It was a short hike, about an hour out and forty minutes back, and our only view came at the turnaround, where we looked out onto a grey and white valley silenced by snow (even this only lasted minutes, as the eerie rumble of a plow rose from somewhere far below us).  We only talked a little, and that was the nervous chatter of two good but not great friends, and it was spiked with poses and irony.  But although each other’s company gave the reason for the hike, we were both out there for ourselves.  As we walked, I found myself falling into that contempletive, dreamy state that long effort brings.  Another friend of mine, named Ben, is a schemer. He likes to dream.  I didn’t realize this until I’d known him for years, and I would respond pragmatically to his grandiose plans.  He’d talk about buying land and real estate and profiting hugely on it, or about opening the first Krazy Kreme franchise in New England.  I used to think that either he was serious or joking, the only two options I could see.  It wasn’t until he answered my pragmatism with “I just like to scheme. I’m not serious. But I’m not joking, either,” that I realized the significance that dreaming held for him.

And then I recognized that I did it too, but I would be disappointed, later, when I realized I hadn’t acted to bring those dreams to fruition.  I had fallen into the results oriented world in which so many of us exist, a world that thinks dreams are foolish, if not acted upon.

As Blake and I walked through the snowy, grand, quiet woods, we each sunk deeper into our thoughts.  I dreamed about the articles I was writing in my mind, about a wild canoe race in Quebec and an access issue here in Windham county.  Blake was, I’m sure, erecting a positive end to his current troubles.  The possibilities seemed so simple, there, walking easily through the snow; all you’d have to do, upon returning home, would be to take the steps one at a time: call the subject, then the magazine, schedule the interviews, write, re-write, discuss, publish, bask.  It was lovely.

Raw data

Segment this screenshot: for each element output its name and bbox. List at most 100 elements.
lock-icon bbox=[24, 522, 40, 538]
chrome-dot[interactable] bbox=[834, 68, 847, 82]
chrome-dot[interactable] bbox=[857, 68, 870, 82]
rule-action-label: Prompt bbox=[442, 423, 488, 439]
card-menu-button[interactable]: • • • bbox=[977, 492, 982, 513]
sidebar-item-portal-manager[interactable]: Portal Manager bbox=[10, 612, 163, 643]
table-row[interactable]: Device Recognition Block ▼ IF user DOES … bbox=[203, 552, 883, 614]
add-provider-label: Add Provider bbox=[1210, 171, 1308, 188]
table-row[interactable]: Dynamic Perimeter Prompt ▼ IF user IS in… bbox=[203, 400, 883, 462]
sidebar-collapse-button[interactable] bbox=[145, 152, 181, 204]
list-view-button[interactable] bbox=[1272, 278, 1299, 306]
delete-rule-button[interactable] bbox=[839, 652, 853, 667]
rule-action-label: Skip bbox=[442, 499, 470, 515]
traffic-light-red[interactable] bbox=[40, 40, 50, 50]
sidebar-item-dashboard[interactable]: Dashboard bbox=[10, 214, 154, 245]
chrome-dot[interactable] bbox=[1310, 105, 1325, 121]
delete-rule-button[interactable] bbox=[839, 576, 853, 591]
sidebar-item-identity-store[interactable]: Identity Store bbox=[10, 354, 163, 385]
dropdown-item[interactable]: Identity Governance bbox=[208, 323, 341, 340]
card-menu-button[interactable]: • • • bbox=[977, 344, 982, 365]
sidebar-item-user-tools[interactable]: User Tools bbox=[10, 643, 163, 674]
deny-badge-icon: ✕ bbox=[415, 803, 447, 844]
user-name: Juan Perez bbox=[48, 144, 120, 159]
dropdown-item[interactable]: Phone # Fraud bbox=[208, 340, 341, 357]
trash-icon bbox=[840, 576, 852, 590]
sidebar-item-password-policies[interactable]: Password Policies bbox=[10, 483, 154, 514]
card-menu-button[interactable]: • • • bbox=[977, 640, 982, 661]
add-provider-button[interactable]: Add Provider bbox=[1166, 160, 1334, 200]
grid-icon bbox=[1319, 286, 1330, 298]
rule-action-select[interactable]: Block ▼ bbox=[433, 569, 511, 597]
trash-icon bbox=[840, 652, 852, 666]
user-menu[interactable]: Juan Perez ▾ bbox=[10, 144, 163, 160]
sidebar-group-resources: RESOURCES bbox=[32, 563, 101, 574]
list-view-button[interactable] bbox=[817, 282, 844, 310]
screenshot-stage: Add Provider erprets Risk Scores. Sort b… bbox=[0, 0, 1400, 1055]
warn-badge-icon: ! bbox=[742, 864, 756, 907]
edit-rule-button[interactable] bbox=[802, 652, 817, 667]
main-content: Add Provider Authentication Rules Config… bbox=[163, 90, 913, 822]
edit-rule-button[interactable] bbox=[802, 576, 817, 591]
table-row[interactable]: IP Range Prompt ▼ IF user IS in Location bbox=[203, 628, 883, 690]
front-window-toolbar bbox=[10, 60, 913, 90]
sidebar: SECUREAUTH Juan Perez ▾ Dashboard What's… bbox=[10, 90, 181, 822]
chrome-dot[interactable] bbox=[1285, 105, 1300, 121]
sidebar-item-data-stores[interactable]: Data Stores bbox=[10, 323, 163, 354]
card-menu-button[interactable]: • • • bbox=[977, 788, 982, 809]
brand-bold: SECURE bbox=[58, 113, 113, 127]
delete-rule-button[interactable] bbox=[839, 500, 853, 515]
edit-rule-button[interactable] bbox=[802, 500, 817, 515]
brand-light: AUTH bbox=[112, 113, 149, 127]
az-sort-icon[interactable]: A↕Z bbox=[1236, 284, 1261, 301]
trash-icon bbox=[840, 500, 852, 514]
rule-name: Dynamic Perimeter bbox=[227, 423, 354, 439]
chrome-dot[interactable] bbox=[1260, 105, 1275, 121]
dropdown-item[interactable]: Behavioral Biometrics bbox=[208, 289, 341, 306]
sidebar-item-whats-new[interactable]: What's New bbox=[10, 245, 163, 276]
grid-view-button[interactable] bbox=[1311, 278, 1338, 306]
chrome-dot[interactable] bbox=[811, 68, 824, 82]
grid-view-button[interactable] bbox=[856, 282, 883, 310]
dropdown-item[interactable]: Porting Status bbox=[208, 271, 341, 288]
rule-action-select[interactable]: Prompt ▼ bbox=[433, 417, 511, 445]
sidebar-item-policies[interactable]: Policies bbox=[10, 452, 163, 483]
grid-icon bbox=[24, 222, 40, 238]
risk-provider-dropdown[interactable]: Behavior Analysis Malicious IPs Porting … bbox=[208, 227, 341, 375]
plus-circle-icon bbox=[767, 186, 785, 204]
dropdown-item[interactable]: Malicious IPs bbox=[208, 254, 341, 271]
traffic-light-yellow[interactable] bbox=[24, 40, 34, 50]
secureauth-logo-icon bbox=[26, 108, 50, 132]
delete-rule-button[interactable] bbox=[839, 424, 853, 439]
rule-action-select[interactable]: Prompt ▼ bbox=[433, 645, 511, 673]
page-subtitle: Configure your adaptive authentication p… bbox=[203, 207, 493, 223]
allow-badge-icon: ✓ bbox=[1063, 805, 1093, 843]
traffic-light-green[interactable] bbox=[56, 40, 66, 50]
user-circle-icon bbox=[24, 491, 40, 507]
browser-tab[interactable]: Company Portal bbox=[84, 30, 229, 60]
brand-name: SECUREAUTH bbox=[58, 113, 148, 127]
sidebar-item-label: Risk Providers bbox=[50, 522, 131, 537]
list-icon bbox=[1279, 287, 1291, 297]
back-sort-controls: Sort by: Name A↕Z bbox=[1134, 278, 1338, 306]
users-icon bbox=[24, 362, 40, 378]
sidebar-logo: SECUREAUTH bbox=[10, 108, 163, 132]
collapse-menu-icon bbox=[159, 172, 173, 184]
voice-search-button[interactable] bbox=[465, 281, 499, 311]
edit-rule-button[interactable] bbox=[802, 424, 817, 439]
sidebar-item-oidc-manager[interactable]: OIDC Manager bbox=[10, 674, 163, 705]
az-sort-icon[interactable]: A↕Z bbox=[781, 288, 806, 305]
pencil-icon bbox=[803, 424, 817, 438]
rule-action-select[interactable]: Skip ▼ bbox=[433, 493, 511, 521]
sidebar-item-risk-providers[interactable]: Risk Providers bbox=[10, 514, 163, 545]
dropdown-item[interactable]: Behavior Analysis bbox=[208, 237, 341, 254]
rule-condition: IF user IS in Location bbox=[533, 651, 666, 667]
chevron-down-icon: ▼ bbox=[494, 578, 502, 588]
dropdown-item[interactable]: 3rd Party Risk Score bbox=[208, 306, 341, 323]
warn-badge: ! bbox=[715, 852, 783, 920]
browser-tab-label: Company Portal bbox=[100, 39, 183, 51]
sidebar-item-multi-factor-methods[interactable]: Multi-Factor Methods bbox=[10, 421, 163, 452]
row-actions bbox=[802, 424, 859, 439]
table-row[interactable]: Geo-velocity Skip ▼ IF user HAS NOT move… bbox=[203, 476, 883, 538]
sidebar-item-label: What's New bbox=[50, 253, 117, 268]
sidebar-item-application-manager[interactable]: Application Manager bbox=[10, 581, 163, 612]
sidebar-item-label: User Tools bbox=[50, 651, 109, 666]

Directions
A) Quote the stretch of the hike passage from "And then I recognized" through "It was lovely.".
B) In the hike passage, what were the two articles the narrator was writing in their mind during the walk about?
The listing comes from a different source than the hike passage.

Solution list
A)
And then I recognized that I did it too, but I would be disappointed, later, when I realized I hadn’t acted to bring those dreams to fruition.  I had fallen into the results oriented world in which so many of us exist, a world that thinks dreams are foolish, if not acted upon.

As Blake and I walked through the snowy, grand, quiet woods, we each sunk deeper into our thoughts.  I dreamed about the articles I was writing in my mind, about a wild canoe race in Quebec and an access issue here in Windham county.  Blake was, I’m sure, erecting a positive end to his current troubles.  The possibilities seemed so simple, there, walking easily through the snow; all you’d have to do, upon returning home, would be to take the steps one at a time: call the subject, then the magazine, schedule the interviews, write, re-write, discuss, publish, bask.  It was lovely.

B) A wild canoe race in Quebec and an access issue in Windham county.